## Your instructions
Leave the pictures out and print every record below exactly as it stands.

## Material provided
═══

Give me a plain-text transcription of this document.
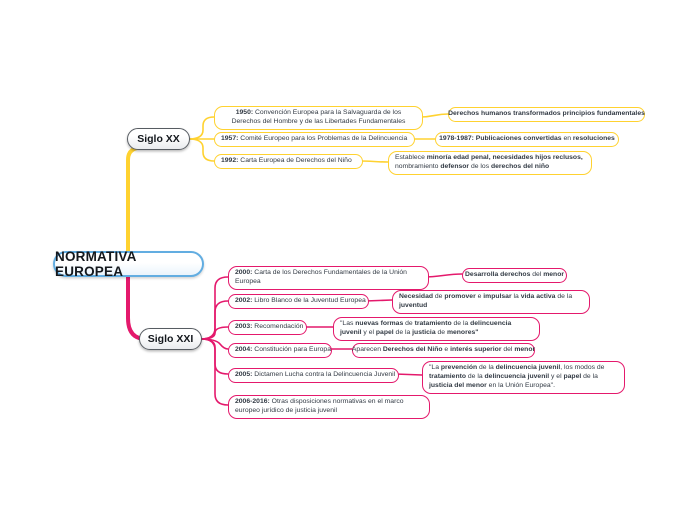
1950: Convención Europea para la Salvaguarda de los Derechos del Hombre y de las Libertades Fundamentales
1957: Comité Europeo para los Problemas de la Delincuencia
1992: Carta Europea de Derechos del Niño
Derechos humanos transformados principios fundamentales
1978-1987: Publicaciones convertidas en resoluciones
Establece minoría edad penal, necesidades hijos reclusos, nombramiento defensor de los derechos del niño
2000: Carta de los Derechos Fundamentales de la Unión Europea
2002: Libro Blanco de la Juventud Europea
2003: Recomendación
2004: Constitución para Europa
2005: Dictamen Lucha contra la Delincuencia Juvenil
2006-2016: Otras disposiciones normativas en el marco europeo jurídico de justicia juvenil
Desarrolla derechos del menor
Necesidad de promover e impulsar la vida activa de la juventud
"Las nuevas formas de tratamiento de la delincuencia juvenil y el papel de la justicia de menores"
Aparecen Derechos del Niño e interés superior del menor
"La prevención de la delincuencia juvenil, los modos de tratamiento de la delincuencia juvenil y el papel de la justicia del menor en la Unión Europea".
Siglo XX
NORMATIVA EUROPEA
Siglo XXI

═══

## Task answer
Give me a plain-text transcription of this document.
1950: Convención Europea para la Salvaguarda de los Derechos del Hombre y de las Libertades Fundamentales
1957: Comité Europeo para los Problemas de la Delincuencia
1992: Carta Europea de Derechos del Niño
Derechos humanos transformados principios fundamentales
1978-1987: Publicaciones convertidas en resoluciones
Establece minoría edad penal, necesidades hijos reclusos, nombramiento defensor de los derechos del niño
2000: Carta de los Derechos Fundamentales de la Unión Europea
2002: Libro Blanco de la Juventud Europea
2003: Recomendación
2004: Constitución para Europa
2005: Dictamen Lucha contra la Delincuencia Juvenil
2006-2016: Otras disposiciones normativas en el marco europeo jurídico de justicia juvenil
Desarrolla derechos del menor
Necesidad de promover e impulsar la vida activa de la juventud
"Las nuevas formas de tratamiento de la delincuencia juvenil y el papel de la justicia de menores"
Aparecen Derechos del Niño e interés superior del menor
"La prevención de la delincuencia juvenil, los modos de tratamiento de la delincuencia juvenil y el papel de la justicia del menor en la Unión Europea".
Siglo XX
NORMATIVA EUROPEA
Siglo XXI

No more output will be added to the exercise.